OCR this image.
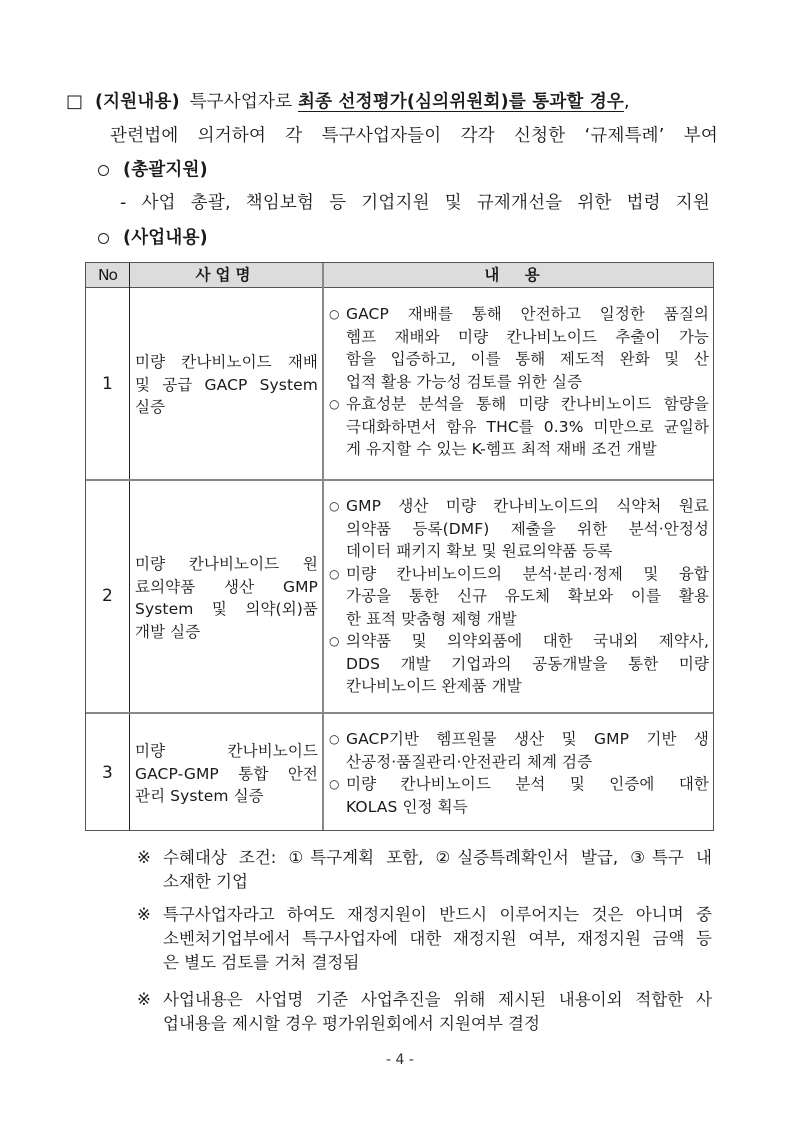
□ (지원내용) 특구사업자로 최종 선정평가(심의위원회)를 통과할 경우,
관련법에 의거하여 각 특구사업자들이 각각 신청한 ‘규제특례’ 부여
(총괄지원)
- 사업 총괄, 책임보험 등 기업지원 및 규제개선을 위한 법령 지원
(사업내용)
No	사업명	내 용
1
미량 칸나비노이드 재배
및 공급 GACP System
실증
○ GACP 재배를 통해 안전하고 일정한 품질의
헴프 재배와 미량 칸나비노이드 추출이 가능
함을 입증하고, 이를 통해 제도적 완화 및 산
업적 활용 가능성 검토를 위한 실증
○ 유효성분 분석을 통해 미량 칸나비노이드 함량을
극대화하면서 함유 THC를 0.3% 미만으로 균일하
게 유지할 수 있는 K-헴프 최적 재배 조건 개발
2
미량 칸나비노이드 원
료의약품 생산 GMP
System 및 의약(외)품
개발 실증
○ GMP 생산 미량 칸나비노이드의 식약처 원료
의약품 등록(DMF) 제출을 위한 분석·안정성
데이터 패키지 확보 및 원료의약품 등록
○ 미량 칸나비노이드의 분석·분리·정제 및 융합
가공을 통한 신규 유도체 확보와 이를 활용
한 표적 맞춤형 제형 개발
○ 의약품 및 의약외품에 대한 국내외 제약사,
DDS 개발 기업과의 공동개발을 통한 미량
칸나비노이드 완제품 개발
3
미량 칸나비노이드
GACP-GMP 통합 안전
관리 System 실증
○ GACP기반 헴프원물 생산 및 GMP 기반 생
산공정·품질관리·안전관리 체계 검증
○ 미량 칸나비노이드 분석 및 인증에 대한
KOLAS 인정 획득
※ 수혜대상 조건: ①특구계획 포함, ②실증특례확인서 발급, ③특구 내
소재한 기업
※ 특구사업자라고 하여도 재정지원이 반드시 이루어지는 것은 아니며 중
소벤처기업부에서 특구사업자에 대한 재정지원 여부, 재정지원 금액 등
은 별도 검토를 거처 결정됨
※ 사업내용은 사업명 기준 사업추진을 위해 제시된 내용이외 적합한 사
업내용을 제시할 경우 평가위원회에서 지원여부 결정
- 4 -
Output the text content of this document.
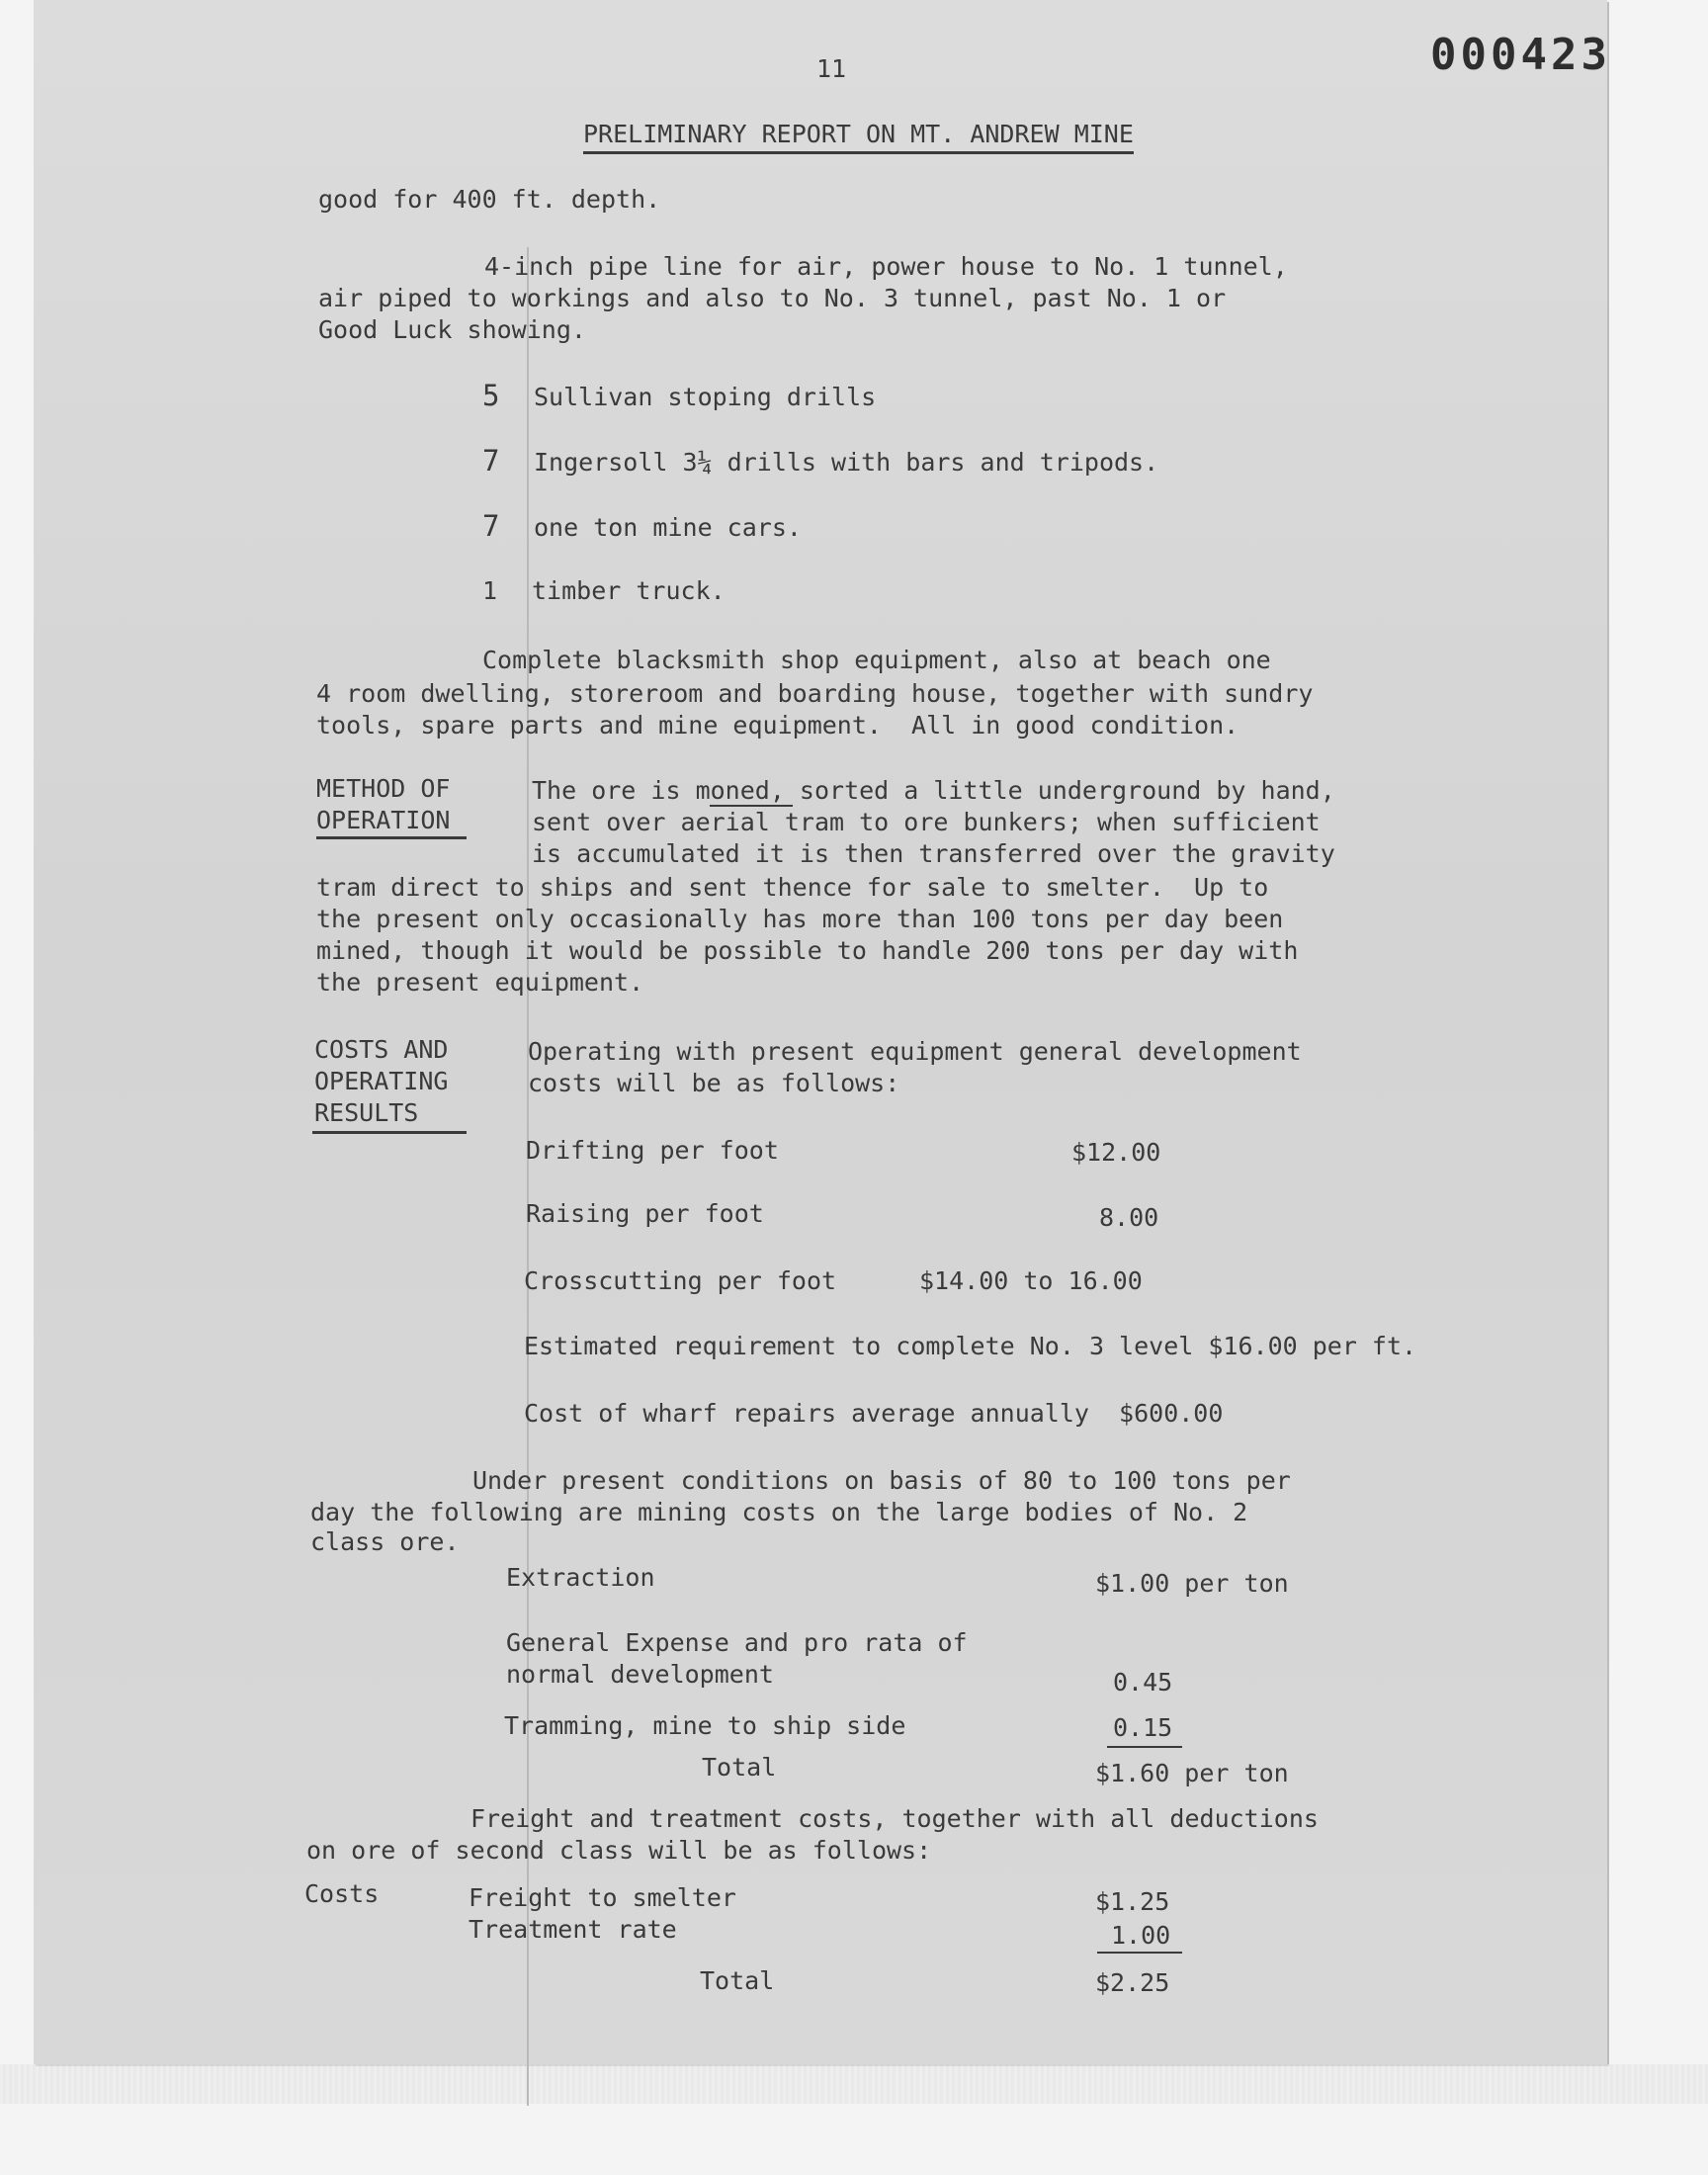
11	000423
PRELIMINARY REPORT ON MT. ANDREW MINE
good for 400 ft. depth.
4-inch pipe line for air, power house to No. 1 tunnel,
air piped to workings and also to No. 3 tunnel, past No. 1 or
Good Luck showing.
5 Sullivan stoping drills
7 Ingersoll 3¼ drills with bars and tripods.
7 one ton mine cars.
1 timber truck.
Complete blacksmith shop equipment, also at beach one
4 room dwelling, storeroom and boarding house, together with sundry
tools, spare parts and mine equipment.  All in good condition.
METHOD OF
OPERATION
The ore is moned, sorted a little underground by hand,
sent over aerial tram to ore bunkers; when sufficient
is accumulated it is then transferred over the gravity
tram direct to ships and sent thence for sale to smelter.  Up to
the present only occasionally has more than 100 tons per day been
mined, though it would be possible to handle 200 tons per day with
the present equipment.
COSTS AND
OPERATING
RESULTS
Operating with present equipment general development
costs will be as follows:
Drifting per foot	$12.00
Raising per foot	8.00
Crosscutting per foot	$14.00 to 16.00
Estimated requirement to complete No. 3 level $16.00 per ft.
Cost of wharf repairs average annually  $600.00
Under present conditions on basis of 80 to 100 tons per
day the following are mining costs on the large bodies of No. 2
class ore.
Extraction	$1.00 per ton
General Expense and pro rata of
normal development	0.45
Tramming, mine to ship side	0.15
Total	$1.60 per ton
Freight and treatment costs, together with all deductions
on ore of second class will be as follows:
Costs	Freight to smelter	$1.25
Treatment rate	1.00
Total	$2.25
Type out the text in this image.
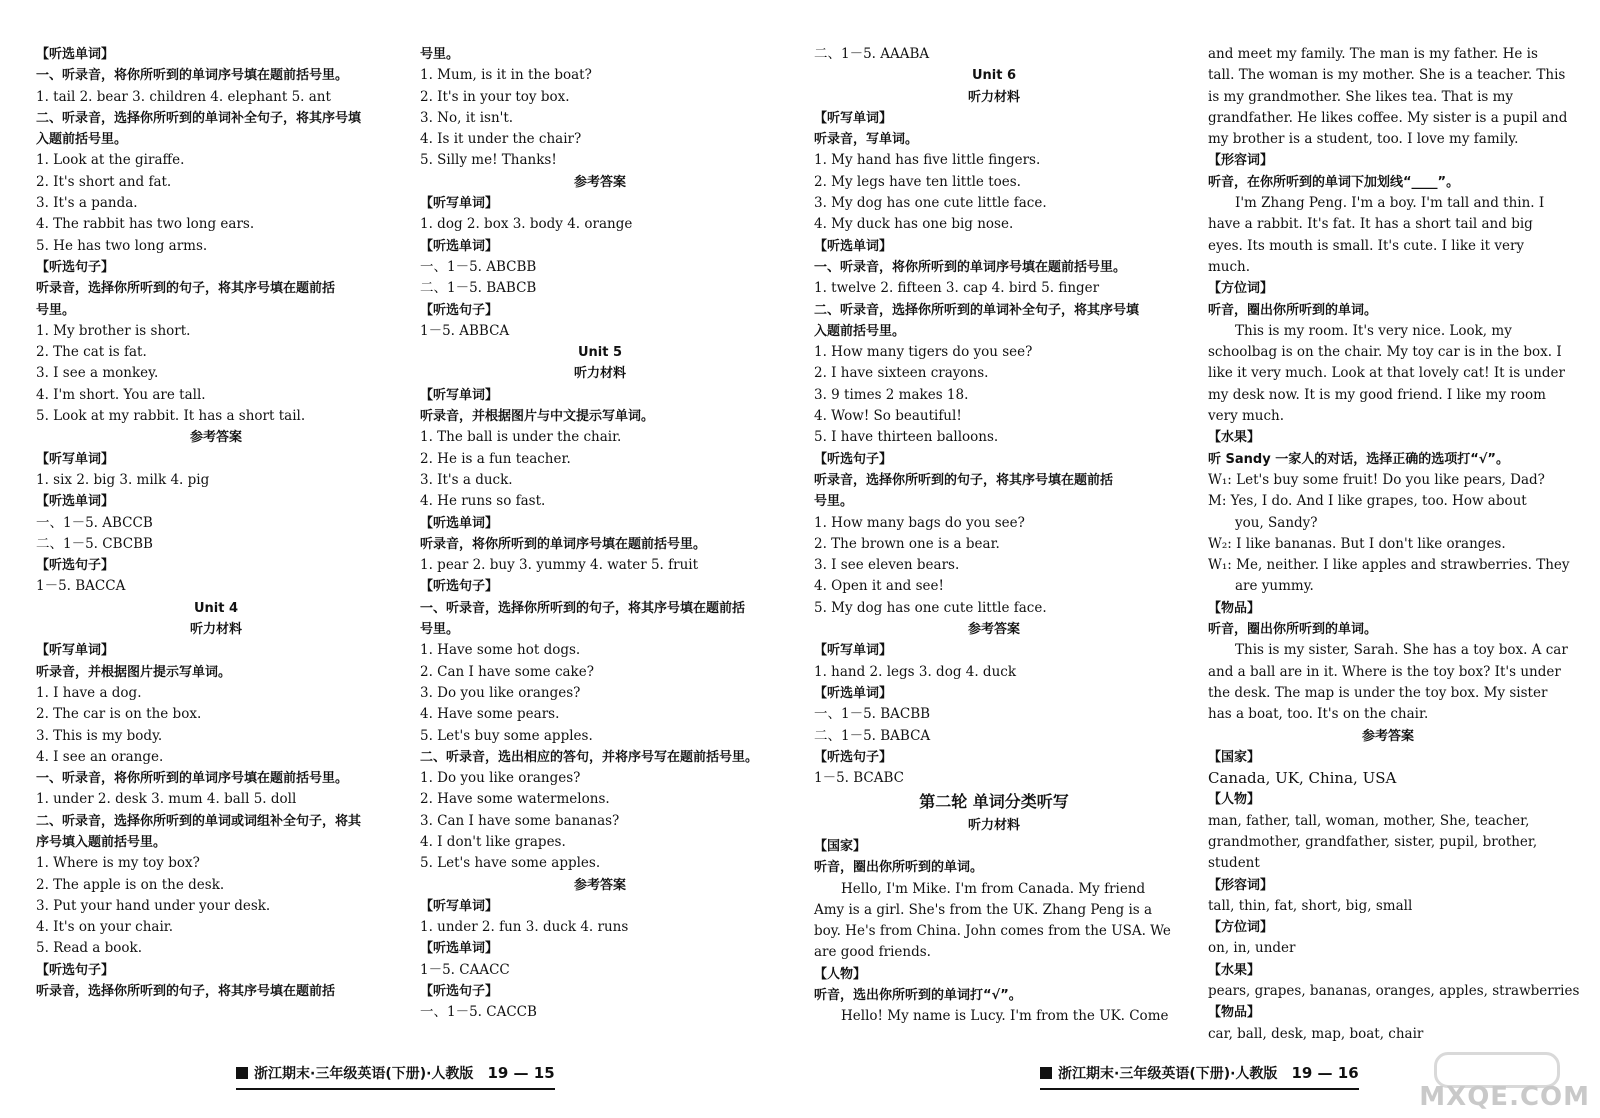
【听选单词】
一、听录音，将你所听到的单词序号填在题前括号里。
1. tail 2. bear 3. children 4. elephant 5. ant
二、听录音，选择你所听到的单词补全句子，将其序号填
入题前括号里。
1. Look at the giraffe.
2. It's short and fat.
3. It's a panda.
4. The rabbit has two long ears.
5. He has two long arms.
【听选句子】
听录音，选择你所听到的句子，将其序号填在题前括
号里。
1. My brother is short.
2. The cat is fat.
3. I see a monkey.
4. I'm short. You are tall.
5. Look at my rabbit. It has a short tail.
参考答案
【听写单词】
1. six 2. big 3. milk 4. pig
【听选单词】
一、1－5. ABCCB
二、1－5. CBCBB
【听选句子】
1－5. BACCA
Unit 4
听力材料
【听写单词】
听录音，并根据图片提示写单词。
1. I have a dog.
2. The car is on the box.
3. This is my body.
4. I see an orange.
一、听录音，将你所听到的单词序号填在题前括号里。
1. under 2. desk 3. mum 4. ball 5. doll
二、听录音，选择你所听到的单词或词组补全句子，将其
序号填入题前括号里。
1. Where is my toy box?
2. The apple is on the desk.
3. Put your hand under your desk.
4. It's on your chair.
5. Read a book.
【听选句子】
听录音，选择你所听到的句子，将其序号填在题前括
号里。
1. Mum, is it in the boat?
2. It's in your toy box.
3. No, it isn't.
4. Is it under the chair?
5. Silly me! Thanks!
参考答案
【听写单词】
1. dog 2. box 3. body 4. orange
【听选单词】
一、1－5. ABCBB
二、1－5. BABCB
【听选句子】
1－5. ABBCA
Unit 5
听力材料
【听写单词】
听录音，并根据图片与中文提示写单词。
1. The ball is under the chair.
2. He is a fun teacher.
3. It's a duck.
4. He runs so fast.
【听选单词】
听录音，将你所听到的单词序号填在题前括号里。
1. pear 2. buy 3. yummy 4. water 5. fruit
【听选句子】
一、听录音，选择你所听到的句子，将其序号填在题前括
号里。
1. Have some hot dogs.
2. Can I have some cake?
3. Do you like oranges?
4. Have some pears.
5. Let's buy some apples.
二、听录音，选出相应的答句，并将序号写在题前括号里。
1. Do you like oranges?
2. Have some watermelons.
3. Can I have some bananas?
4. I don't like grapes.
5. Let's have some apples.
参考答案
【听写单词】
1. under 2. fun 3. duck 4. runs
【听选单词】
1－5. CAACC
【听选句子】
一、1－5. CACCB
二、1－5. AAABA
Unit 6
听力材料
【听写单词】
听录音，写单词。
1. My hand has five little fingers.
2. My legs have ten little toes.
3. My dog has one cute little face.
4. My duck has one big nose.
【听选单词】
一、听录音，将你所听到的单词序号填在题前括号里。
1. twelve 2. fifteen 3. cap 4. bird 5. finger
二、听录音，选择你所听到的单词补全句子，将其序号填
入题前括号里。
1. How many tigers do you see?
2. I have sixteen crayons.
3. 9 times 2 makes 18.
4. Wow! So beautiful!
5. I have thirteen balloons.
【听选句子】
听录音，选择你所听到的句子，将其序号填在题前括
号里。
1. How many bags do you see?
2. The brown one is a bear.
3. I see eleven bears.
4. Open it and see!
5. My dog has one cute little face.
参考答案
【听写单词】
1. hand 2. legs 3. dog 4. duck
【听选单词】
一、1－5. BACBB
二、1－5. BABCA
【听选句子】
1－5. BCABC
第二轮 单词分类听写
听力材料
【国家】
听音，圈出你所听到的单词。
Hello, I'm Mike. I'm from Canada. My friend Amy is a girl. She's from the UK. Zhang Peng is a boy. He's from China. John comes from the USA. We are good friends.
【人物】
听音，选出你所听到的单词打“√”。
Hello! My name is Lucy. I'm from the UK. Come
and meet my family. The man is my father. He is tall. The woman is my mother. She is a teacher. This is my grandmother. She likes tea. That is my grandfather. He likes coffee. My sister is a pupil and my brother is a student, too. I love my family.
【形容词】
听音，在你所听到的单词下加划线“____”。
I'm Zhang Peng. I'm a boy. I'm tall and thin. I have a rabbit. It's fat. It has a short tail and big eyes. Its mouth is small. It's cute. I like it very much.
【方位词】
听音，圈出你所听到的单词。
This is my room. It's very nice. Look, my schoolbag is on the chair. My toy car is in the box. I like it very much. Look at that lovely cat! It is under my desk now. It is my good friend. I like my room very much.
【水果】
听 Sandy 一家人的对话，选择正确的选项打“√”。
W₁: Let's buy some fruit! Do you like pears, Dad?
M: Yes, I do. And I like grapes, too. How about
you, Sandy?
W₂: I like bananas. But I don't like oranges.
W₁: Me, neither. I like apples and strawberries. They
are yummy.
【物品】
听音，圈出你所听到的单词。
This is my sister, Sarah. She has a toy box. A car and a ball are in it. Where is the toy box? It's under the desk. The map is under the toy box. My sister has a boat, too. It's on the chair.
参考答案
【国家】
Canada, UK, China, USA
【人物】
man, father, tall, woman, mother, She, teacher, grandmother, grandfather, sister, pupil, brother, student
【形容词】
tall, thin, fat, short, big, small
【方位词】
on, in, under
【水果】
pears, grapes, bananas, oranges, apples, strawberries
【物品】
car, ball, desk, map, boat, chair
浙江期末·三年级英语(下册)·人教版 19 — 15	浙江期末·三年级英语(下册)·人教版 19 — 16
MXQE.COM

» **PROBLEM TO SOLVE**: Gather all lines from the records above in which "student" appears.

» **EXERCISE ANSWER**:
and meet my family. The man is my father. He is tall. The woman is my mother. She is a teacher. This is my grandmother. She likes tea. That is my grandfather. He likes coffee. My sister is a pupil and my brother is a student, too. I love my family.
man, father, tall, woman, mother, She, teacher, grandmother, grandfather, sister, pupil, brother, student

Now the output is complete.